## Written problem 1
In the feral cat trapping guide below, condense the paragraph that begins "If you want to trap feral cats" into a short bulleted list that keeps its main facts.

The 9 Steps to Trap, Neuter, & Return Feral Cats

1. Call a Professional

If you are interested in trapping, neutering, and releasing feral cats in your area to help reduce the feral cat population, you should first attempt to contact a professional. Some areas have dedicated teams of trained professionals and veterinarians who volunteer to trap, neuter, and release cats. If you look up trap, neuter, release programs in your area, you might be surprised to find some great resources to consult. You should do this before trying to help on your own.

Some local shelters run their own trap, neuter, and release programs for the local area, and you can request that they come to your neighborhood. This way, you don’t have to deal with the legal repercussions, risk injury, or risk harming the local cats by trying this on your own. You should consider consulting a professional before trapping feral cats on your own, especially if you do not have formal training or prior experience.

animal rescue volunteer taming a feral cat
Image Credit: New Africa, Shutterstock

2. Get a Suitable Trap

If you want to trap feral cats, you will need to get a trap that is both humane and effective. You can buy basic animal traps that are suitable for the job at big box stores. You can also buy animal traps online. You want to get humane traps that work by closing a door behind the animal. Make sure you are getting a trap that is big enough for a cat and has no chance of accidentally harming them. These traps work by loading bait and then triggering a pressure plate when the animal enters, which closes the door behind them, trapping them inside.

3. Find a Suitable Location

There are two important factors to consider when choosing a location to place a cat trap. First, it needs to be a location where you are allowed to set traps. You don’t want to get in trouble by placing a trap in an unauthorized area. (Check with your local fish and wildlife agency for more details.) Ideally, the trap will not be visible to the public for a number of reasons. Trap and release is controversial, and some people will not be happy to find you trying to trap feral cats. Also, if you leave your trap out in the open, some unscrupulous people might simply take it for themselves.

The other thing you want to consider is whether there are appreciable numbers of cats in the area. If you are trying to trap just one specific cat, your chances of success will be very low. You want to place the trap in an area where there is a cat colony or numerous feral cats to increase your chances of success.

You will also want to put the trap somewhere that you can easily access it. You don’t want to put it somewhere where you have to walk into the woods or down a trail to get to. That is because you are going to need to check the trap frequently (more on that below), so having easy access is important.

## Data excerpts
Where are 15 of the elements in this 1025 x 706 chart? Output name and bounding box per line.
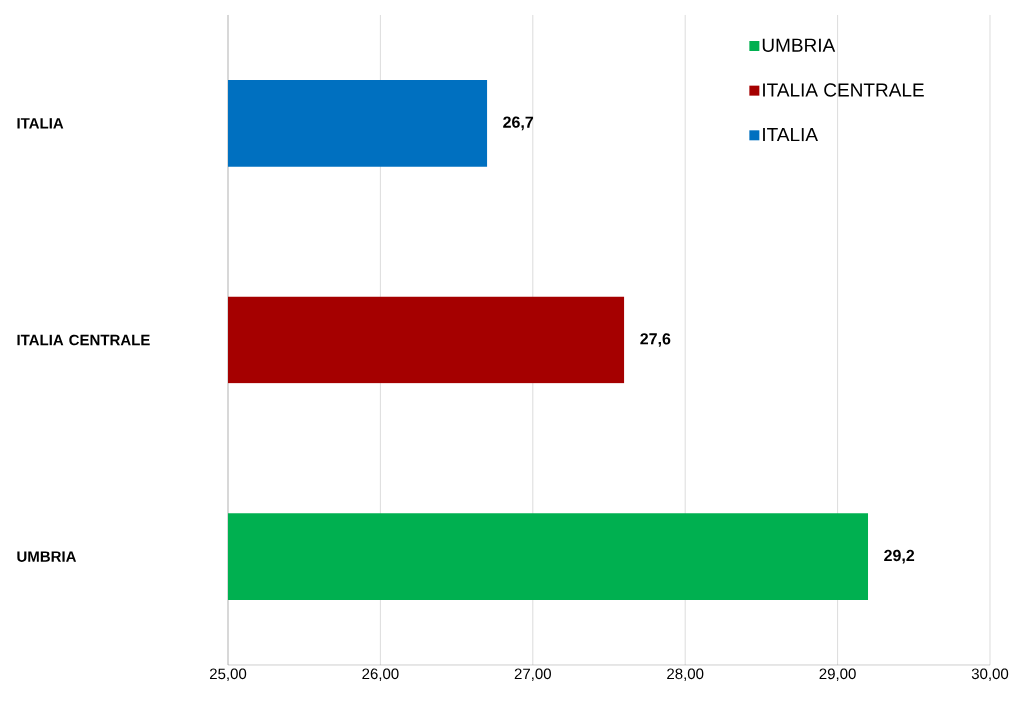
legend-label: ITALIA xyxy=(763,128,818,142)
legend-label: ITALIA CENTRALE xyxy=(763,83,924,97)
x-tick-label: 25,00 xyxy=(209,668,247,681)
x-tick-label: 30,00 xyxy=(971,668,1009,681)
legend-label: UMBRIA xyxy=(762,38,836,52)
y-tick-label: UMBRIA xyxy=(17,551,77,562)
data-label: 29,2 xyxy=(884,549,915,564)
data-label: 27,6 xyxy=(640,333,671,347)
data-label: 26,7 xyxy=(503,116,534,131)
x-tick-label: 28,00 xyxy=(667,668,704,681)
y-tick-label: ITALIA CENTRALE xyxy=(17,334,150,346)
y-tick-label: ITALIA xyxy=(17,118,64,129)
x-tick-label: 29,00 xyxy=(819,668,856,681)
x-tick-label: 27,00 xyxy=(514,668,551,681)
x-tick-label: 26,00 xyxy=(362,668,399,681)
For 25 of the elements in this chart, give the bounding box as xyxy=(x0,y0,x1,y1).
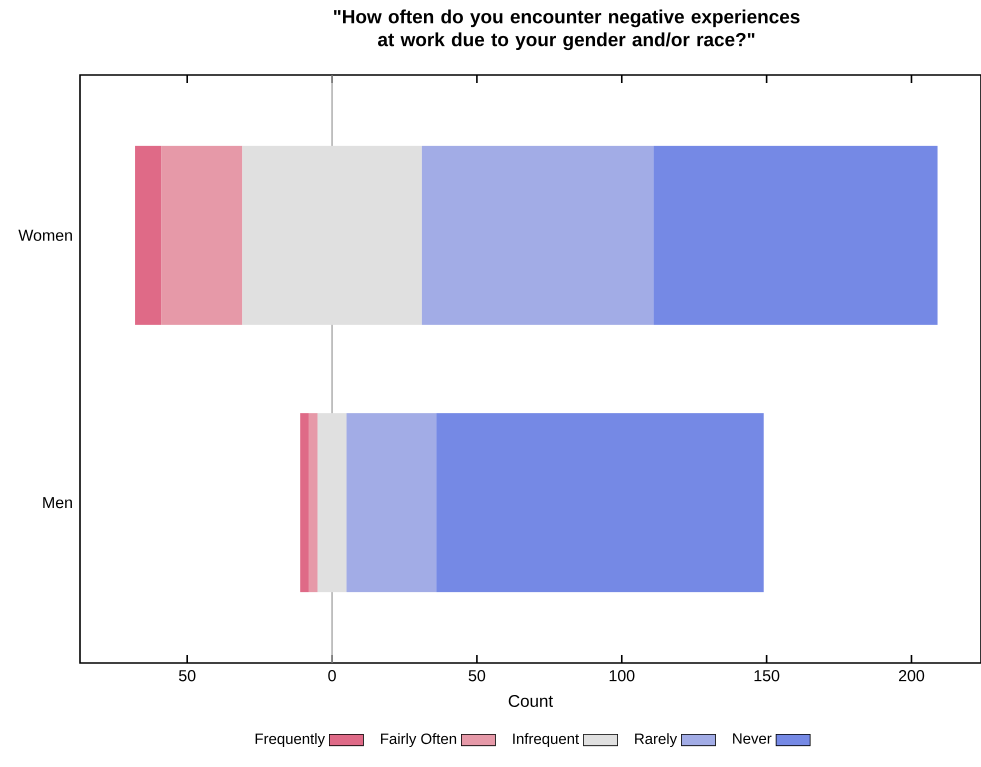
bar xyxy=(135,146,162,325)
bar xyxy=(654,146,938,325)
x-tick-label: 100 xyxy=(610,670,634,682)
x-tick-label: 150 xyxy=(754,670,780,682)
bar xyxy=(436,413,764,592)
bar xyxy=(242,146,422,325)
x-tick-label: 0 xyxy=(328,670,336,682)
legend-label: Never xyxy=(733,733,772,744)
legend-label: Rarely xyxy=(635,733,678,748)
legend-label: Fairly Often xyxy=(381,733,456,748)
bar xyxy=(161,146,242,325)
bar xyxy=(346,413,436,592)
x-tick-label: 50 xyxy=(468,670,486,682)
bar xyxy=(308,413,318,592)
bar xyxy=(300,413,309,592)
x-axis-title: Count xyxy=(508,695,553,707)
x-tick-label: 50 xyxy=(178,670,196,682)
legend-label: Frequently xyxy=(256,733,325,748)
legend-label: Infrequent xyxy=(513,733,580,748)
bar xyxy=(422,146,654,325)
y-tick-label: Men xyxy=(43,497,72,508)
bar xyxy=(318,413,347,592)
x-tick-label: 200 xyxy=(898,670,924,682)
chart-title: "How often do you encounter negative experiences at work due to your gender and/or race?" xyxy=(334,9,800,50)
y-tick-label: Women xyxy=(18,230,72,241)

## Written problem 2
Copy word for word the lines of the records starting with the line that contains "bar xyxy=(135,146,162,325)" and going on through the line that contains "legend-label: Fairly Often".

## Complete output 1
- Use a trap that is both humane and effective.
- Basic animal traps suitable for the job are sold at big box stores and online.
- Choose a humane trap that closes a door behind the animal.
- The trap must be big enough for a cat, with no chance of accidentally harming it.
- Bait goes inside. When the animal enters, it triggers a pressure plate that shuts the door and traps it.

## Complete output 2
bar xyxy=(135,146,162,325)
bar xyxy=(654,146,938,325)
x-tick-label: 100 xyxy=(610,670,634,682)
x-tick-label: 150 xyxy=(754,670,780,682)
bar xyxy=(436,413,764,592)
bar xyxy=(242,146,422,325)
x-tick-label: 0 xyxy=(328,670,336,682)
legend-label: Never xyxy=(733,733,772,744)
legend-label: Rarely xyxy=(635,733,678,748)
legend-label: Fairly Often xyxy=(381,733,456,748)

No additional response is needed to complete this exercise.